━━ Material for the task

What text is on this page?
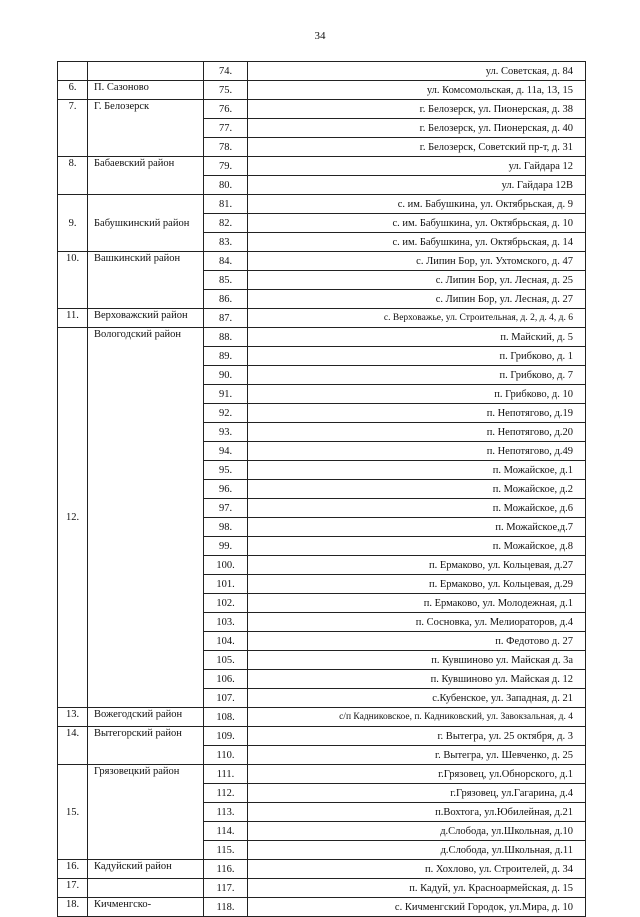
34
		74.	ул. Советская, д. 84
6.	П. Сазоново	75.	ул. Комсомольская, д. 11а, 13, 15
7.	Г. Белозерск	76.	г. Белозерск, ул. Пионерская, д. 38
		77.	г. Белозерск, ул. Пионерская, д. 40
		78.	г. Белозерск, Советский пр-т, д. 31
8.	Бабаевский район	79.	ул. Гайдара 12
		80.	ул. Гайдара 12В
9.	Бабушкинский район	81.	с. им. Бабушкина, ул. Октябрьская, д. 9
		82.	с. им. Бабушкина, ул. Октябрьская, д. 10
		83.	с. им. Бабушкина, ул. Октябрьская, д. 14
10.	Вашкинский район	84.	с. Липин Бор, ул. Ухтомского, д. 47
		85.	с. Липин Бор, ул. Лесная, д. 25
		86.	с. Липин Бор, ул. Лесная, д. 27
11.	Верховажский район	87.	с. Верховажье, ул. Строительная, д. 2, д. 4, д. 6
12.	Вологодский район	88.	п. Майский, д. 5
		89.	п. Грибково, д. 1
		90.	п. Грибково, д. 7
		91.	п. Грибково, д. 10
		92.	п. Непотягово, д.19
		93.	п. Непотягово, д.20
		94.	п. Непотягово, д.49
		95.	п. Можайское, д.1
		96.	п. Можайское, д.2
		97.	п. Можайское, д.6
		98.	п. Можайское,д.7
		99.	п. Можайское, д.8
		100.	п. Ермаково, ул. Кольцевая, д.27
		101.	п. Ермаково, ул. Кольцевая, д.29
		102.	п. Ермаково, ул. Молодежная, д.1
		103.	п. Сосновка, ул. Мелиораторов, д.4
		104.	п. Федотово д. 27
		105.	п. Кувшиново ул. Майская д. 3а
		106.	п. Кувшиново ул. Майская д. 12
		107.	с.Кубенское, ул. Западная, д. 21
13.	Вожегодский район	108.	с/п Кадниковское, п. Кадниковский, ул. Завокзальная, д. 4
14.	Вытегорский район	109.	г. Вытегра, ул. 25 октября, д. 3
		110.	г. Вытегра, ул. Шевченко, д. 25
15.	Грязовецкий район	111.	г.Грязовец, ул.Обнорского, д.1
		112.	г.Грязовец, ул.Гагарина, д.4
		113.	п.Вохтога, ул.Юбилейная, д.21
		114.	д.Слобода, ул.Школьная, д.10
		115.	д.Слобода, ул.Школьная, д.11
16.	Кадуйский район	116.	п. Хохлово, ул. Строителей, д. 34
17.		117.	п. Кадуй, ул. Красноармейская, д. 15
18.	Кичменгско-	118.	с. Кичменгский Городок, ул.Мира, д. 10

━━━━

Challenge - Find the word "Липин" in the entries above and gather every line that holds it.

Answer to the problem -
10.	Вашкинский район	84.	с. Липин Бор, ул. Ухтомского, д. 47
		85.	с. Липин Бор, ул. Лесная, д. 25
		86.	с. Липин Бор, ул. Лесная, д. 27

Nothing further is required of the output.